### THE PROBLEM
Go through the records underneath and write each one out again exactly.
-- start of EXERCISE INPUT --
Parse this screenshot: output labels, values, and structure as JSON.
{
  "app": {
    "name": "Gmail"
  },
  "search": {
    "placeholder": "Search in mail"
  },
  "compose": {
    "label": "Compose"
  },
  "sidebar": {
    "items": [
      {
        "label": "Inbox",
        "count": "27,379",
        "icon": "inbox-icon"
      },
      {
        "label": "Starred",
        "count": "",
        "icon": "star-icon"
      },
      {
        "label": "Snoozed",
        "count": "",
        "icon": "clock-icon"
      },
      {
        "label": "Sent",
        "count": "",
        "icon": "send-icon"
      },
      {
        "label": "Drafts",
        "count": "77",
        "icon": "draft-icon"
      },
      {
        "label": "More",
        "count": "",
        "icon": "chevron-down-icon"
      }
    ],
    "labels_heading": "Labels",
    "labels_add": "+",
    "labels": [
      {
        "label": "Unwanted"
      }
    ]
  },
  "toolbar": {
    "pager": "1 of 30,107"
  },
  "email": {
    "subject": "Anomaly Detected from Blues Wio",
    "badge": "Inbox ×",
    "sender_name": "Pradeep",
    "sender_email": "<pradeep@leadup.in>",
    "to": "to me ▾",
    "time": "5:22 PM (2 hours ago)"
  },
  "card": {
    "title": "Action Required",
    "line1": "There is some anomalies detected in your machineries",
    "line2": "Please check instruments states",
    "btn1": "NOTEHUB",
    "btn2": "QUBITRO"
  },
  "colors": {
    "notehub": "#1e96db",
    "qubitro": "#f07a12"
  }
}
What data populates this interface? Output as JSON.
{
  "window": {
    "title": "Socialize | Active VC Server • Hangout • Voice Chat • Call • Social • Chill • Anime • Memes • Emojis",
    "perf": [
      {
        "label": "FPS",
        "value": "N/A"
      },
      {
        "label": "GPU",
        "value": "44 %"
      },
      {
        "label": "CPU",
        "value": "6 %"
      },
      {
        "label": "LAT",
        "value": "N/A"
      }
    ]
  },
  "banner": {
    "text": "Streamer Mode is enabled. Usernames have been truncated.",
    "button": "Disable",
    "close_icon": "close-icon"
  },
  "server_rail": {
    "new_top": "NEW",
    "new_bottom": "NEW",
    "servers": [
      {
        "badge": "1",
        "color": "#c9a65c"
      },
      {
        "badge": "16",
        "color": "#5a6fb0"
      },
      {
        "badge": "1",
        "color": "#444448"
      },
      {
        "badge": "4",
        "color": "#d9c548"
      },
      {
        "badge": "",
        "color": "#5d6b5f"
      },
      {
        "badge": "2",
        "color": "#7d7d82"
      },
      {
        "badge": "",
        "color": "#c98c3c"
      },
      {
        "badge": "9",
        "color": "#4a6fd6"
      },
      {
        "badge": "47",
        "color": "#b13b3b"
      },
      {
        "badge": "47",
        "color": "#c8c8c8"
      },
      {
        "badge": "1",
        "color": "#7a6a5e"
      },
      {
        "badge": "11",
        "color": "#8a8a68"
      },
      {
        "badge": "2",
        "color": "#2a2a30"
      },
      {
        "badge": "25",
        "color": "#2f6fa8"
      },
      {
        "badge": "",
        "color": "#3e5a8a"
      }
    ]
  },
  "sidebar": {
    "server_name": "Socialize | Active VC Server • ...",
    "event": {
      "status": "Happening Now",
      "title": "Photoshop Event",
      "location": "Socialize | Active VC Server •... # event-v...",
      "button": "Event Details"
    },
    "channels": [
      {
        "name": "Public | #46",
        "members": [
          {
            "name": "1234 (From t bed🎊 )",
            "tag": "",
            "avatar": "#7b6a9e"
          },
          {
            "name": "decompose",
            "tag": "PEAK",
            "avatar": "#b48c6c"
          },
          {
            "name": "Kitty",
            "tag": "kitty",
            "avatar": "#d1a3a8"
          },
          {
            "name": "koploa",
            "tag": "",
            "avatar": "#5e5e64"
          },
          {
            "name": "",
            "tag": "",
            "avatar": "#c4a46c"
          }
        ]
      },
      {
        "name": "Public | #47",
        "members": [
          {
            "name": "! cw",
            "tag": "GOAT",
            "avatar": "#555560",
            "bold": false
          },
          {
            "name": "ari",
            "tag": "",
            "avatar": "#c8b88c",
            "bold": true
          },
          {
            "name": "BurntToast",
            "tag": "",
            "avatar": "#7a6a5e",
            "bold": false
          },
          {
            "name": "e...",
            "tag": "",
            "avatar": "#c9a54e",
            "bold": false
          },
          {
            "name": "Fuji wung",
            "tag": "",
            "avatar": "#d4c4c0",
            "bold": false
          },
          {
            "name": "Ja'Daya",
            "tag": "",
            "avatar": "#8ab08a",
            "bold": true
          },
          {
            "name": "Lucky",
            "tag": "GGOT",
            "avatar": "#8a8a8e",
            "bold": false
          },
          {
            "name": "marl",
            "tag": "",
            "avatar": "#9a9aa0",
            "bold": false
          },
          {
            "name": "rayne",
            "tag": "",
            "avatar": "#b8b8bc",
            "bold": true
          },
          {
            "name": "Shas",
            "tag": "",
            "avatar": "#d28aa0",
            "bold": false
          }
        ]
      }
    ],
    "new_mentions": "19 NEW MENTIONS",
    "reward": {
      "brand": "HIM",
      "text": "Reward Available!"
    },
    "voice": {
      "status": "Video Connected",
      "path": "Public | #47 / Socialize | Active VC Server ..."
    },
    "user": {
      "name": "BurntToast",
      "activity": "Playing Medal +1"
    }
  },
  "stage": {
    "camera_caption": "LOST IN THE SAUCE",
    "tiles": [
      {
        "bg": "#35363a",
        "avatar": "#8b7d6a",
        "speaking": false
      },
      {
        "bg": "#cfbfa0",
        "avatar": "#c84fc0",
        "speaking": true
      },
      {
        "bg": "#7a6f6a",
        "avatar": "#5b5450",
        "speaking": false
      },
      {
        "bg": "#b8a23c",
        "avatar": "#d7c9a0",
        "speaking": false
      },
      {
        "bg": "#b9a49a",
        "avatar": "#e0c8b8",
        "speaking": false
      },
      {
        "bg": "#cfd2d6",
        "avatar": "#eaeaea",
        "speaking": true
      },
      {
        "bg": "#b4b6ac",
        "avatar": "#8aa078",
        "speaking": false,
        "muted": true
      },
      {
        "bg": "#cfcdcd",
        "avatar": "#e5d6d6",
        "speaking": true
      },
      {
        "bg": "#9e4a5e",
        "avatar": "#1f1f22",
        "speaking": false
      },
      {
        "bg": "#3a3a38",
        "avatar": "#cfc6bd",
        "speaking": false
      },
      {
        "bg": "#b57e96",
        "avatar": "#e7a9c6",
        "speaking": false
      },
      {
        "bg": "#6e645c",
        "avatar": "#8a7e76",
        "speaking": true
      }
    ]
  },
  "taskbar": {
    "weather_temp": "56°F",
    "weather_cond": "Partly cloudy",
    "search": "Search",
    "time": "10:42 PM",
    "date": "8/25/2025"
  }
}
-- end of EXERCISE INPUT --
### EXPECTED ANSWER
Parse this screenshot: output labels, values, and structure as JSON.
{
  "app": {
    "name": "Gmail"
  },
  "search": {
    "placeholder": "Search in mail"
  },
  "compose": {
    "label": "Compose"
  },
  "sidebar": {
    "items": [
      {
        "label": "Inbox",
        "count": "27,379",
        "icon": "inbox-icon"
      },
      {
        "label": "Starred",
        "count": "",
        "icon": "star-icon"
      },
      {
        "label": "Snoozed",
        "count": "",
        "icon": "clock-icon"
      },
      {
        "label": "Sent",
        "count": "",
        "icon": "send-icon"
      },
      {
        "label": "Drafts",
        "count": "77",
        "icon": "draft-icon"
      },
      {
        "label": "More",
        "count": "",
        "icon": "chevron-down-icon"
      }
    ],
    "labels_heading": "Labels",
    "labels_add": "+",
    "labels": [
      {
        "label": "Unwanted"
      }
    ]
  },
  "toolbar": {
    "pager": "1 of 30,107"
  },
  "email": {
    "subject": "Anomaly Detected from Blues Wio",
    "badge": "Inbox ×",
    "sender_name": "Pradeep",
    "sender_email": "<pradeep@leadup.in>",
    "to": "to me ▾",
    "time": "5:22 PM (2 hours ago)"
  },
  "card": {
    "title": "Action Required",
    "line1": "There is some anomalies detected in your machineries",
    "line2": "Please check instruments states",
    "btn1": "NOTEHUB",
    "btn2": "QUBITRO"
  },
  "colors": {
    "notehub": "#1e96db",
    "qubitro": "#f07a12"
  }
}
What data populates this interface? Output as JSON.
{
  "window": {
    "title": "Socialize | Active VC Server • Hangout • Voice Chat • Call • Social • Chill • Anime • Memes • Emojis",
    "perf": [
      {
        "label": "FPS",
        "value": "N/A"
      },
      {
        "label": "GPU",
        "value": "44 %"
      },
      {
        "label": "CPU",
        "value": "6 %"
      },
      {
        "label": "LAT",
        "value": "N/A"
      }
    ]
  },
  "banner": {
    "text": "Streamer Mode is enabled. Usernames have been truncated.",
    "button": "Disable",
    "close_icon": "close-icon"
  },
  "server_rail": {
    "new_top": "NEW",
    "new_bottom": "NEW",
    "servers": [
      {
        "badge": "1",
        "color": "#c9a65c"
      },
      {
        "badge": "16",
        "color": "#5a6fb0"
      },
      {
        "badge": "1",
        "color": "#444448"
      },
      {
        "badge": "4",
        "color": "#d9c548"
      },
      {
        "badge": "",
        "color": "#5d6b5f"
      },
      {
        "badge": "2",
        "color": "#7d7d82"
      },
      {
        "badge": "",
        "color": "#c98c3c"
      },
      {
        "badge": "9",
        "color": "#4a6fd6"
      },
      {
        "badge": "47",
        "color": "#b13b3b"
      },
      {
        "badge": "47",
        "color": "#c8c8c8"
      },
      {
        "badge": "1",
        "color": "#7a6a5e"
      },
      {
        "badge": "11",
        "color": "#8a8a68"
      },
      {
        "badge": "2",
        "color": "#2a2a30"
      },
      {
        "badge": "25",
        "color": "#2f6fa8"
      },
      {
        "badge": "",
        "color": "#3e5a8a"
      }
    ]
  },
  "sidebar": {
    "server_name": "Socialize | Active VC Server • ...",
    "event": {
      "status": "Happening Now",
      "title": "Photoshop Event",
      "location": "Socialize | Active VC Server •... # event-v...",
      "button": "Event Details"
    },
    "channels": [
      {
        "name": "Public | #46",
        "members": [
          {
            "name": "1234 (From t bed🎊 )",
            "tag": "",
            "avatar": "#7b6a9e"
          },
          {
            "name": "decompose",
            "tag": "PEAK",
            "avatar": "#b48c6c"
          },
          {
            "name": "Kitty",
            "tag": "kitty",
            "avatar": "#d1a3a8"
          },
          {
            "name": "koploa",
            "tag": "",
            "avatar": "#5e5e64"
          },
          {
            "name": "",
            "tag": "",
            "avatar": "#c4a46c"
          }
        ]
      },
      {
        "name": "Public | #47",
        "members": [
          {
            "name": "! cw",
            "tag": "GOAT",
            "avatar": "#555560",
            "bold": false
          },
          {
            "name": "ari",
            "tag": "",
            "avatar": "#c8b88c",
            "bold": true
          },
          {
            "name": "BurntToast",
            "tag": "",
            "avatar": "#7a6a5e",
            "bold": false
          },
          {
            "name": "e...",
            "tag": "",
            "avatar": "#c9a54e",
            "bold": false
          },
          {
            "name": "Fuji wung",
            "tag": "",
            "avatar": "#d4c4c0",
            "bold": false
          },
          {
            "name": "Ja'Daya",
            "tag": "",
            "avatar": "#8ab08a",
            "bold": true
          },
          {
            "name": "Lucky",
            "tag": "GGOT",
            "avatar": "#8a8a8e",
            "bold": false
          },
          {
            "name": "marl",
            "tag": "",
            "avatar": "#9a9aa0",
            "bold": false
          },
          {
            "name": "rayne",
            "tag": "",
            "avatar": "#b8b8bc",
            "bold": true
          },
          {
            "name": "Shas",
            "tag": "",
            "avatar": "#d28aa0",
            "bold": false
          }
        ]
      }
    ],
    "new_mentions": "19 NEW MENTIONS",
    "reward": {
      "brand": "HIM",
      "text": "Reward Available!"
    },
    "voice": {
      "status": "Video Connected",
      "path": "Public | #47 / Socialize | Active VC Server ..."
    },
    "user": {
      "name": "BurntToast",
      "activity": "Playing Medal +1"
    }
  },
  "stage": {
    "camera_caption": "LOST IN THE SAUCE",
    "tiles": [
      {
        "bg": "#35363a",
        "avatar": "#8b7d6a",
        "speaking": false
      },
      {
        "bg": "#cfbfa0",
        "avatar": "#c84fc0",
        "speaking": true
      },
      {
        "bg": "#7a6f6a",
        "avatar": "#5b5450",
        "speaking": false
      },
      {
        "bg": "#b8a23c",
        "avatar": "#d7c9a0",
        "speaking": false
      },
      {
        "bg": "#b9a49a",
        "avatar": "#e0c8b8",
        "speaking": false
      },
      {
        "bg": "#cfd2d6",
        "avatar": "#eaeaea",
        "speaking": true
      },
      {
        "bg": "#b4b6ac",
        "avatar": "#8aa078",
        "speaking": false,
        "muted": true
      },
      {
        "bg": "#cfcdcd",
        "avatar": "#e5d6d6",
        "speaking": true
      },
      {
        "bg": "#9e4a5e",
        "avatar": "#1f1f22",
        "speaking": false
      },
      {
        "bg": "#3a3a38",
        "avatar": "#cfc6bd",
        "speaking": false
      },
      {
        "bg": "#b57e96",
        "avatar": "#e7a9c6",
        "speaking": false
      },
      {
        "bg": "#6e645c",
        "avatar": "#8a7e76",
        "speaking": true
      }
    ]
  },
  "taskbar": {
    "weather_temp": "56°F",
    "weather_cond": "Partly cloudy",
    "search": "Search",
    "time": "10:42 PM",
    "date": "8/25/2025"
  }
}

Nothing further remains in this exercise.